**DATASET RECORDS**.

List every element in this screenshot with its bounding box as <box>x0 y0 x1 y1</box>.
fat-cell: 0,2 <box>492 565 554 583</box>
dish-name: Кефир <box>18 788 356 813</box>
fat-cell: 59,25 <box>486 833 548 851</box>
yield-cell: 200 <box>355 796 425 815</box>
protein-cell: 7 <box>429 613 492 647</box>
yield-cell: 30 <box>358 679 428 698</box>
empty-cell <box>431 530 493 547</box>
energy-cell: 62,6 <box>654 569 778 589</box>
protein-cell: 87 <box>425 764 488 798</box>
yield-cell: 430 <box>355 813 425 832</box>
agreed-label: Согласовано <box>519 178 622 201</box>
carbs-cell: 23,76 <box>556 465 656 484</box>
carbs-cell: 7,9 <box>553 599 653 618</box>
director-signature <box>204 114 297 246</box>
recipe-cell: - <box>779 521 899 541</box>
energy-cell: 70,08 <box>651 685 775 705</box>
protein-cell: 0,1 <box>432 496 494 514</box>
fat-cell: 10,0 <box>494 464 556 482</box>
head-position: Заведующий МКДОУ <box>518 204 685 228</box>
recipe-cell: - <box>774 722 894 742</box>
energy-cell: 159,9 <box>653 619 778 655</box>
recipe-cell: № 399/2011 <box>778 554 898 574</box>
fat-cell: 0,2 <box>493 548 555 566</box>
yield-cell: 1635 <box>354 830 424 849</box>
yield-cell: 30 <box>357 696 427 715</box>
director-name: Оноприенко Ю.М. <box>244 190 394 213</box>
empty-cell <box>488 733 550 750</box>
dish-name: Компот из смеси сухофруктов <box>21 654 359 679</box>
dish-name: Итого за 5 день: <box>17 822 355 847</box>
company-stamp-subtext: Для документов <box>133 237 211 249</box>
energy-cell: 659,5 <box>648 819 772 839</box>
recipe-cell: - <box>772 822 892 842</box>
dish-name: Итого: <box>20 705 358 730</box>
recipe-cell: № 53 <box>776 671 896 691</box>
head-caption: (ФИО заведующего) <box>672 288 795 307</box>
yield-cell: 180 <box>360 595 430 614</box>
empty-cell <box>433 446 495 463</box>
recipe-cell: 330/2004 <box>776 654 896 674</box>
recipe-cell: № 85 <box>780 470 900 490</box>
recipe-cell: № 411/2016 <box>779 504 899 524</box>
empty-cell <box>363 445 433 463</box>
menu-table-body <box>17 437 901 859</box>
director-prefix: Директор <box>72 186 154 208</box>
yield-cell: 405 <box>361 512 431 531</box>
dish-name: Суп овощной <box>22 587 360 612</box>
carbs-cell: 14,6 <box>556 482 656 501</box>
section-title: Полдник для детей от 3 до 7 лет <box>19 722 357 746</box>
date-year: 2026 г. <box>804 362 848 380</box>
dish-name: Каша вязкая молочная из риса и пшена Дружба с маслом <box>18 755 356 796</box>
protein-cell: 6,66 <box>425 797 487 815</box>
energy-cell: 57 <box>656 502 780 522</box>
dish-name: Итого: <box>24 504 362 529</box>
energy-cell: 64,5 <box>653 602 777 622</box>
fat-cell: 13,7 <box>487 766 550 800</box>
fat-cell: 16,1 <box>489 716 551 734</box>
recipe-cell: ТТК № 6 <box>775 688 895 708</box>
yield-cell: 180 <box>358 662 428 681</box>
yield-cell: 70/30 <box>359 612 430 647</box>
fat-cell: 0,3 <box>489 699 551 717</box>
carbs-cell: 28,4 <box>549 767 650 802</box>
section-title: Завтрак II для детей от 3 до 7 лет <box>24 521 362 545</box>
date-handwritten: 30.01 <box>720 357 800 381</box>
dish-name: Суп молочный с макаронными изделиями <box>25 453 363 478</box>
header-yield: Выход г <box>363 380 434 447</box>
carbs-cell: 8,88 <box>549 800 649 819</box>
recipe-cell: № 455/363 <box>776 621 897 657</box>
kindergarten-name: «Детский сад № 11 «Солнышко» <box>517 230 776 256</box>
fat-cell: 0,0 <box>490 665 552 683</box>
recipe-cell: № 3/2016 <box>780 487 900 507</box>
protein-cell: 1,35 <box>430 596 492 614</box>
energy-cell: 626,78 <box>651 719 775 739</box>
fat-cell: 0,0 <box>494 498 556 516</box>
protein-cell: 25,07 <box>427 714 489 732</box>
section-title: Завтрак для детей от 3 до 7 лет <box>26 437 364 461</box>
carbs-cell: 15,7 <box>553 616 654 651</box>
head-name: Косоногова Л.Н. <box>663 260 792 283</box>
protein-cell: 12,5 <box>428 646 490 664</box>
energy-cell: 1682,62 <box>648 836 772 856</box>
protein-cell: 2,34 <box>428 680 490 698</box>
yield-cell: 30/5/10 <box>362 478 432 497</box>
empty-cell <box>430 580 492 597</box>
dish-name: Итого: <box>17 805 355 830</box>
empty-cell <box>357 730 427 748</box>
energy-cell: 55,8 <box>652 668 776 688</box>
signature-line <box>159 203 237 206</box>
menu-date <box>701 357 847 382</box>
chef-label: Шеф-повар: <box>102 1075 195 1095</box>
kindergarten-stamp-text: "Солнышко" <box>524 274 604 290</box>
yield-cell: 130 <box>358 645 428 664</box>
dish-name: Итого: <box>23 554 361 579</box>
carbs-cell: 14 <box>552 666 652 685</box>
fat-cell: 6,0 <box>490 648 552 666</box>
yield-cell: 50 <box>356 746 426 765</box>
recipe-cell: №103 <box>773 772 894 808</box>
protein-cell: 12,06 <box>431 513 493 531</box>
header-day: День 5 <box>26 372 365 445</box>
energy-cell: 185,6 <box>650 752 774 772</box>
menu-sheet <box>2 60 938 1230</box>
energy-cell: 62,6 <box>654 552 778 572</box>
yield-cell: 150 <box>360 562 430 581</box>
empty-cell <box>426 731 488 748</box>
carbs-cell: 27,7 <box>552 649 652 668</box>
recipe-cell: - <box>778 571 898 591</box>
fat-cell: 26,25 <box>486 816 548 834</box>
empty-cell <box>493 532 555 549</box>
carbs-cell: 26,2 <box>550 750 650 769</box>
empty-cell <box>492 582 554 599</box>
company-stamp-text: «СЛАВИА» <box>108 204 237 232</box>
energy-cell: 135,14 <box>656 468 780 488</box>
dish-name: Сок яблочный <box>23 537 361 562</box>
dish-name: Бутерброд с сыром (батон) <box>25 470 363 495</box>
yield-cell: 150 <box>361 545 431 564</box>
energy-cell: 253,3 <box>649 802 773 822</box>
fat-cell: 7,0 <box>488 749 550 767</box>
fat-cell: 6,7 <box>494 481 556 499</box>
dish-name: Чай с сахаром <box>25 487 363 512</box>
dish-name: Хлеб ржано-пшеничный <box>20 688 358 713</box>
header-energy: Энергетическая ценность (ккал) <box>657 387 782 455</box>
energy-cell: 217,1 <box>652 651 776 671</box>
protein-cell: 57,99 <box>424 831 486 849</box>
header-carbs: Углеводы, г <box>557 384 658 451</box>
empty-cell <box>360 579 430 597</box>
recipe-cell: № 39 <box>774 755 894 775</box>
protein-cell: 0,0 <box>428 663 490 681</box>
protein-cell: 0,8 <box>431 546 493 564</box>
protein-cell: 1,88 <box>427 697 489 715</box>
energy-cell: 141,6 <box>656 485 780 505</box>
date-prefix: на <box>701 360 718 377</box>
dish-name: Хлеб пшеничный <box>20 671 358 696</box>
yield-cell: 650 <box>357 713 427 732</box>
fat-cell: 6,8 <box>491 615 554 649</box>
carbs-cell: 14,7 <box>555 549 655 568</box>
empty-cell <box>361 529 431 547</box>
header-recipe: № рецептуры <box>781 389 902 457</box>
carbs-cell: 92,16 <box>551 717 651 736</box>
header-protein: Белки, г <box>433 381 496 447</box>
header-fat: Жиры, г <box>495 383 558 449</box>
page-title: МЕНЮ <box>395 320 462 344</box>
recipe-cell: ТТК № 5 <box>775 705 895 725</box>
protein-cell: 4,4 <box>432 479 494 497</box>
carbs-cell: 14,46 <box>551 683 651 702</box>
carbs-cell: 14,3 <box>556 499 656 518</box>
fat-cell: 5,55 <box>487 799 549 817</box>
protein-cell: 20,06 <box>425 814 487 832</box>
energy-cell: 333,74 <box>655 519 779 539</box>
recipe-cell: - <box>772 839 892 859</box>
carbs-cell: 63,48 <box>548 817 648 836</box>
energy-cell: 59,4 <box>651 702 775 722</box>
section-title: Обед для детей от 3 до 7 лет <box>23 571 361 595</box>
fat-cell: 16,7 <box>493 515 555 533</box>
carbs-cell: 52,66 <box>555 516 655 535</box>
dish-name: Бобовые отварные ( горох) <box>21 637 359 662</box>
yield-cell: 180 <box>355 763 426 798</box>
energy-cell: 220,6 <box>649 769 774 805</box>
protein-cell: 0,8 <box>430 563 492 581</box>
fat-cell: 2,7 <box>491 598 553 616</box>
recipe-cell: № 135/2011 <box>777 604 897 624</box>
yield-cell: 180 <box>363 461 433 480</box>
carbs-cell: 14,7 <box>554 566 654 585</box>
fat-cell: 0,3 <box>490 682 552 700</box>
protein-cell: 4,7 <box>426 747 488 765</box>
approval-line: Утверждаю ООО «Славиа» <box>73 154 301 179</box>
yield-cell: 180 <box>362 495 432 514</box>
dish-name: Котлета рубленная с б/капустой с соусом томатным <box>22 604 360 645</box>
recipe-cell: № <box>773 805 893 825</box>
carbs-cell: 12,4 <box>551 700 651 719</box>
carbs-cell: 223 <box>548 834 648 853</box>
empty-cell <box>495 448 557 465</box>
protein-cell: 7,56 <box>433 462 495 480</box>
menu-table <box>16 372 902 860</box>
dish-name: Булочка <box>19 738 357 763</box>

**WHAT TO DO**. Which lines in the records above hold the string "label"? Copy each of them.

**EXERCISE SOLUTION**.
agreed-label: Согласовано <box>519 178 622 201</box>
chef-label: Шеф-повар: <box>102 1075 195 1095</box>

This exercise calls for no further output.